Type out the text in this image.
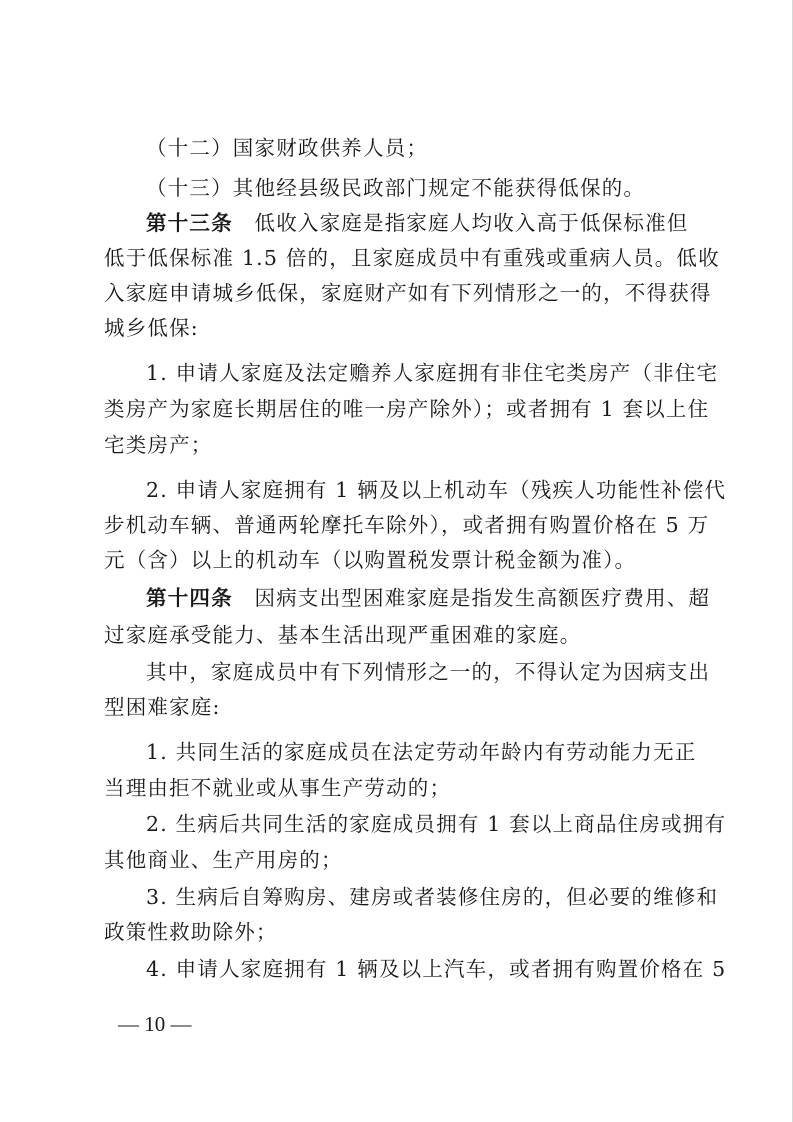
（十二）国家财政供养人员；
（十三）其他经县级民政部门规定不能获得低保的。
第十三条　低收入家庭是指家庭人均收入高于低保标准但
低于低保标准 1.5 倍的，且家庭成员中有重残或重病人员。低收
入家庭申请城乡低保，家庭财产如有下列情形之一的，不得获得
城乡低保:
1. 申请人家庭及法定赡养人家庭拥有非住宅类房产（非住宅
类房产为家庭长期居住的唯一房产除外）；或者拥有 1 套以上住
宅类房产；
2. 申请人家庭拥有 1 辆及以上机动车（残疾人功能性补偿代
步机动车辆、普通两轮摩托车除外），或者拥有购置价格在 5 万
元（含）以上的机动车（以购置税发票计税金额为准）。
第十四条　因病支出型困难家庭是指发生高额医疗费用、超
过家庭承受能力、基本生活出现严重困难的家庭。
其中，家庭成员中有下列情形之一的，不得认定为因病支出
型困难家庭:
1. 共同生活的家庭成员在法定劳动年龄内有劳动能力无正
当理由拒不就业或从事生产劳动的；
2. 生病后共同生活的家庭成员拥有 1 套以上商品住房或拥有
其他商业、生产用房的；
3. 生病后自筹购房、建房或者装修住房的，但必要的维修和
政策性救助除外；
4. 申请人家庭拥有 1 辆及以上汽车，或者拥有购置价格在 5
— 10 —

* * * *

• **Set task**: Copy out all lines from the material above that contain the string "申请人家庭拥有".

• **Written response**:
2. 申请人家庭拥有 1 辆及以上机动车（残疾人功能性补偿代
4. 申请人家庭拥有 1 辆及以上汽车，或者拥有购置价格在 5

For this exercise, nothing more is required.